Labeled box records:
** START **

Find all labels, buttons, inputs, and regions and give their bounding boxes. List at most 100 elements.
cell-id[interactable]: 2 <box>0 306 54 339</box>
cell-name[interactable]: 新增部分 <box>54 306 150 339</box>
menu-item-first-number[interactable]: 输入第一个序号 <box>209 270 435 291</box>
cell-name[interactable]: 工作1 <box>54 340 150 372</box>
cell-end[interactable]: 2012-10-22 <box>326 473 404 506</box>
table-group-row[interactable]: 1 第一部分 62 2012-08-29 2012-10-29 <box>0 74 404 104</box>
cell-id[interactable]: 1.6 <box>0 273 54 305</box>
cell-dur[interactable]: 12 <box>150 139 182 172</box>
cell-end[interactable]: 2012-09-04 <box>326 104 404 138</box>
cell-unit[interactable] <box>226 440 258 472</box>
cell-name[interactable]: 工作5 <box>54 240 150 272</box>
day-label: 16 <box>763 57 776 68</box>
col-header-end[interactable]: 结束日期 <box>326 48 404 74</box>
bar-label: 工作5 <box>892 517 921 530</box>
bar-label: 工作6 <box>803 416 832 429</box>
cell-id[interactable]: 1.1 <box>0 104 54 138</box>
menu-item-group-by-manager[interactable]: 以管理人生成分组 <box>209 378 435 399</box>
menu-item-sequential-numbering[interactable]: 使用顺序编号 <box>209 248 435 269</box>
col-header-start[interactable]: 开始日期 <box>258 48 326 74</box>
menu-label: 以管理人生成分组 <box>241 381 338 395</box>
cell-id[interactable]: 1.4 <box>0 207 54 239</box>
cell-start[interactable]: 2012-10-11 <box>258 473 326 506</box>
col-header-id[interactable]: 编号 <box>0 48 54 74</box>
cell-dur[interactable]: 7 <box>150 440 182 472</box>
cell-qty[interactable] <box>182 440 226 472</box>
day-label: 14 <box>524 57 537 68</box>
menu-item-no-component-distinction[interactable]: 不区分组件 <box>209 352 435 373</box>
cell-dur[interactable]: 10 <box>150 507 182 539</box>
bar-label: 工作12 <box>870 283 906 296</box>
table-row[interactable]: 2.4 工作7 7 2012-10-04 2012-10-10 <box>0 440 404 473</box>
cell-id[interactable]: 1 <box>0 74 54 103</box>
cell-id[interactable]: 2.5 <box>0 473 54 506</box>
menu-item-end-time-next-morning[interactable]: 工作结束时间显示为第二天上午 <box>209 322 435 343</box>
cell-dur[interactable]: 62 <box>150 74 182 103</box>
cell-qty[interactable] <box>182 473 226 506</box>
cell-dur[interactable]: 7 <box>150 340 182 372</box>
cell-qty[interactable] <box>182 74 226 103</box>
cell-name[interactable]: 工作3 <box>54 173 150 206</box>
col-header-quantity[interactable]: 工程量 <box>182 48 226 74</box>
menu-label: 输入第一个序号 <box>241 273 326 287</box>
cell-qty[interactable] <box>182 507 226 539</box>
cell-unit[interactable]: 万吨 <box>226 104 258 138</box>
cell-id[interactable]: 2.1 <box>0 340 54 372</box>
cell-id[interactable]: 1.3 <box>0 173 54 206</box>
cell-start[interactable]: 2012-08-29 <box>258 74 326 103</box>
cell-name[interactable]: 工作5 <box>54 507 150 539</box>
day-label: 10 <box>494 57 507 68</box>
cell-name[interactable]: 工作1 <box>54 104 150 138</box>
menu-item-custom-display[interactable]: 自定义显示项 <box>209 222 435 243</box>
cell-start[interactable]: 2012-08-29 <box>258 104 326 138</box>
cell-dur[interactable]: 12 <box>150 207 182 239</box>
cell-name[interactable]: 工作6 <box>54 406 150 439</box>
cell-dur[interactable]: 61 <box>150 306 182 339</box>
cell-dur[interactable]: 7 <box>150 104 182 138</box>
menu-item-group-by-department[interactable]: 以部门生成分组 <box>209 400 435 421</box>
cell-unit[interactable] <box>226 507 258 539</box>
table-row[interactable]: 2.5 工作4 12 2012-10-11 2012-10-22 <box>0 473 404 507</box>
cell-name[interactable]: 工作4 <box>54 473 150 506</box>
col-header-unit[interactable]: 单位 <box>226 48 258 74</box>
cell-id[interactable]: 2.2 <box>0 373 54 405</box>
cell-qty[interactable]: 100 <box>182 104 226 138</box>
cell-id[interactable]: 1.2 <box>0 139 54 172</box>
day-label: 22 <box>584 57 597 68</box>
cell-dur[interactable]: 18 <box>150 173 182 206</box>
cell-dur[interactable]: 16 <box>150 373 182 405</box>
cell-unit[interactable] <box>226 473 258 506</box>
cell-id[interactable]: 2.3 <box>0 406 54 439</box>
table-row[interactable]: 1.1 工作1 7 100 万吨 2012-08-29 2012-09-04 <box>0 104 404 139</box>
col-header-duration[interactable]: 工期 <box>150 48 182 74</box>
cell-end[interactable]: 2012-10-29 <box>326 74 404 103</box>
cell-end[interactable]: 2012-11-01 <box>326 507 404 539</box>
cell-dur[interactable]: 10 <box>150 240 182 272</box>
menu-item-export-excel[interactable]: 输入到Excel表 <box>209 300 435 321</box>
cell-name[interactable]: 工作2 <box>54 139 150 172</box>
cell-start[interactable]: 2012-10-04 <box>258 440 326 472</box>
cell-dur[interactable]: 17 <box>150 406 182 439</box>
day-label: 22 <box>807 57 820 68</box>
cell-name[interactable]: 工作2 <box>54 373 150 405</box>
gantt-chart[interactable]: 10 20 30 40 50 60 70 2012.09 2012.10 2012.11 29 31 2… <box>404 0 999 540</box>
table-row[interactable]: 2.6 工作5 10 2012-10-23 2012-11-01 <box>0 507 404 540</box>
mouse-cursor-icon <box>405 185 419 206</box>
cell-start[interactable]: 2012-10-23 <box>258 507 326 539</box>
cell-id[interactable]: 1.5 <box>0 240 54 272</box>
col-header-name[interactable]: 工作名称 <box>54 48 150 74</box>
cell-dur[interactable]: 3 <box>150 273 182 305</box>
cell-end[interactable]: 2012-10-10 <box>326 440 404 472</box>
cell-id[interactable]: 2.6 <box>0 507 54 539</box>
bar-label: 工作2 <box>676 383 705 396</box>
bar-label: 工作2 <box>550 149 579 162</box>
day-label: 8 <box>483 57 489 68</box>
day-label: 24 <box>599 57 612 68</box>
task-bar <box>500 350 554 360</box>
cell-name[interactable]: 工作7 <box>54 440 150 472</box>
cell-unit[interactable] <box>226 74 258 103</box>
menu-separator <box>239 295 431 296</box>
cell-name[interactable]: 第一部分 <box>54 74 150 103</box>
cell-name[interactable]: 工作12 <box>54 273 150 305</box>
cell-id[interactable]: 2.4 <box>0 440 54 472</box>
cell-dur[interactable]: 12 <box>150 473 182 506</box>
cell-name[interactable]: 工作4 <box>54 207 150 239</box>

** END **

What the exercise asks> Quote the material above word for word, keeping every line intact and in its original order.

Output below>
Find all labels, buttons, inputs, and regions and give their bounding boxes. List at most 100 elements.
cell-id[interactable]: 2 <box>0 306 54 339</box>
cell-name[interactable]: 新增部分 <box>54 306 150 339</box>
menu-item-first-number[interactable]: 输入第一个序号 <box>209 270 435 291</box>
cell-name[interactable]: 工作1 <box>54 340 150 372</box>
cell-end[interactable]: 2012-10-22 <box>326 473 404 506</box>
table-group-row[interactable]: 1 第一部分 62 2012-08-29 2012-10-29 <box>0 74 404 104</box>
cell-id[interactable]: 1.6 <box>0 273 54 305</box>
cell-dur[interactable]: 12 <box>150 139 182 172</box>
cell-end[interactable]: 2012-09-04 <box>326 104 404 138</box>
cell-unit[interactable] <box>226 440 258 472</box>
cell-name[interactable]: 工作5 <box>54 240 150 272</box>
day-label: 16 <box>763 57 776 68</box>
col-header-end[interactable]: 结束日期 <box>326 48 404 74</box>
bar-label: 工作5 <box>892 517 921 530</box>
bar-label: 工作6 <box>803 416 832 429</box>
cell-id[interactable]: 1.1 <box>0 104 54 138</box>
menu-item-group-by-manager[interactable]: 以管理人生成分组 <box>209 378 435 399</box>
menu-item-sequential-numbering[interactable]: 使用顺序编号 <box>209 248 435 269</box>
col-header-start[interactable]: 开始日期 <box>258 48 326 74</box>
menu-label: 以管理人生成分组 <box>241 381 338 395</box>
cell-id[interactable]: 1.4 <box>0 207 54 239</box>
cell-start[interactable]: 2012-10-11 <box>258 473 326 506</box>
col-header-id[interactable]: 编号 <box>0 48 54 74</box>
cell-dur[interactable]: 7 <box>150 440 182 472</box>
cell-qty[interactable] <box>182 440 226 472</box>
day-label: 14 <box>524 57 537 68</box>
menu-item-no-component-distinction[interactable]: 不区分组件 <box>209 352 435 373</box>
cell-dur[interactable]: 10 <box>150 507 182 539</box>
bar-label: 工作12 <box>870 283 906 296</box>
table-row[interactable]: 2.4 工作7 7 2012-10-04 2012-10-10 <box>0 440 404 473</box>
cell-id[interactable]: 1 <box>0 74 54 103</box>
cell-id[interactable]: 2.5 <box>0 473 54 506</box>
menu-item-end-time-next-morning[interactable]: 工作结束时间显示为第二天上午 <box>209 322 435 343</box>
cell-dur[interactable]: 62 <box>150 74 182 103</box>
cell-qty[interactable] <box>182 473 226 506</box>
cell-dur[interactable]: 7 <box>150 340 182 372</box>
cell-qty[interactable] <box>182 74 226 103</box>
cell-name[interactable]: 工作3 <box>54 173 150 206</box>
col-header-quantity[interactable]: 工程量 <box>182 48 226 74</box>
menu-label: 输入第一个序号 <box>241 273 326 287</box>
cell-qty[interactable] <box>182 507 226 539</box>
cell-unit[interactable]: 万吨 <box>226 104 258 138</box>
cell-id[interactable]: 2.1 <box>0 340 54 372</box>
cell-id[interactable]: 1.3 <box>0 173 54 206</box>
cell-start[interactable]: 2012-08-29 <box>258 74 326 103</box>
cell-name[interactable]: 工作5 <box>54 507 150 539</box>
day-label: 10 <box>494 57 507 68</box>
cell-name[interactable]: 工作1 <box>54 104 150 138</box>
menu-item-custom-display[interactable]: 自定义显示项 <box>209 222 435 243</box>
cell-start[interactable]: 2012-08-29 <box>258 104 326 138</box>
cell-dur[interactable]: 12 <box>150 207 182 239</box>
cell-name[interactable]: 工作6 <box>54 406 150 439</box>
cell-dur[interactable]: 61 <box>150 306 182 339</box>
cell-dur[interactable]: 7 <box>150 104 182 138</box>
menu-item-group-by-department[interactable]: 以部门生成分组 <box>209 400 435 421</box>
cell-unit[interactable] <box>226 507 258 539</box>
table-row[interactable]: 2.5 工作4 12 2012-10-11 2012-10-22 <box>0 473 404 507</box>
cell-name[interactable]: 工作4 <box>54 473 150 506</box>
col-header-unit[interactable]: 单位 <box>226 48 258 74</box>
cell-id[interactable]: 2.2 <box>0 373 54 405</box>
cell-qty[interactable]: 100 <box>182 104 226 138</box>
cell-id[interactable]: 1.2 <box>0 139 54 172</box>
day-label: 22 <box>584 57 597 68</box>
cell-dur[interactable]: 18 <box>150 173 182 206</box>
cell-dur[interactable]: 16 <box>150 373 182 405</box>
cell-unit[interactable] <box>226 473 258 506</box>
cell-id[interactable]: 2.3 <box>0 406 54 439</box>
table-row[interactable]: 1.1 工作1 7 100 万吨 2012-08-29 2012-09-04 <box>0 104 404 139</box>
col-header-duration[interactable]: 工期 <box>150 48 182 74</box>
cell-end[interactable]: 2012-10-29 <box>326 74 404 103</box>
cell-end[interactable]: 2012-11-01 <box>326 507 404 539</box>
cell-dur[interactable]: 10 <box>150 240 182 272</box>
menu-item-export-excel[interactable]: 输入到Excel表 <box>209 300 435 321</box>
cell-name[interactable]: 工作2 <box>54 139 150 172</box>
cell-start[interactable]: 2012-10-04 <box>258 440 326 472</box>
cell-dur[interactable]: 17 <box>150 406 182 439</box>
day-label: 22 <box>807 57 820 68</box>
cell-name[interactable]: 工作2 <box>54 373 150 405</box>
gantt-chart[interactable]: 10 20 30 40 50 60 70 2012.09 2012.10 2012.11 29 31 2… <box>404 0 999 540</box>
table-row[interactable]: 2.6 工作5 10 2012-10-23 2012-11-01 <box>0 507 404 540</box>
mouse-cursor-icon <box>405 185 419 206</box>
cell-start[interactable]: 2012-10-23 <box>258 507 326 539</box>
cell-id[interactable]: 1.5 <box>0 240 54 272</box>
col-header-name[interactable]: 工作名称 <box>54 48 150 74</box>
cell-dur[interactable]: 3 <box>150 273 182 305</box>
cell-end[interactable]: 2012-10-10 <box>326 440 404 472</box>
cell-id[interactable]: 2.6 <box>0 507 54 539</box>
bar-label: 工作2 <box>676 383 705 396</box>
bar-label: 工作2 <box>550 149 579 162</box>
day-label: 8 <box>483 57 489 68</box>
day-label: 24 <box>599 57 612 68</box>
task-bar <box>500 350 554 360</box>
cell-name[interactable]: 工作7 <box>54 440 150 472</box>
cell-unit[interactable] <box>226 74 258 103</box>
menu-separator <box>239 295 431 296</box>
cell-name[interactable]: 第一部分 <box>54 74 150 103</box>
cell-name[interactable]: 工作12 <box>54 273 150 305</box>
cell-id[interactable]: 2.4 <box>0 440 54 472</box>
cell-dur[interactable]: 12 <box>150 473 182 506</box>
cell-name[interactable]: 工作4 <box>54 207 150 239</box>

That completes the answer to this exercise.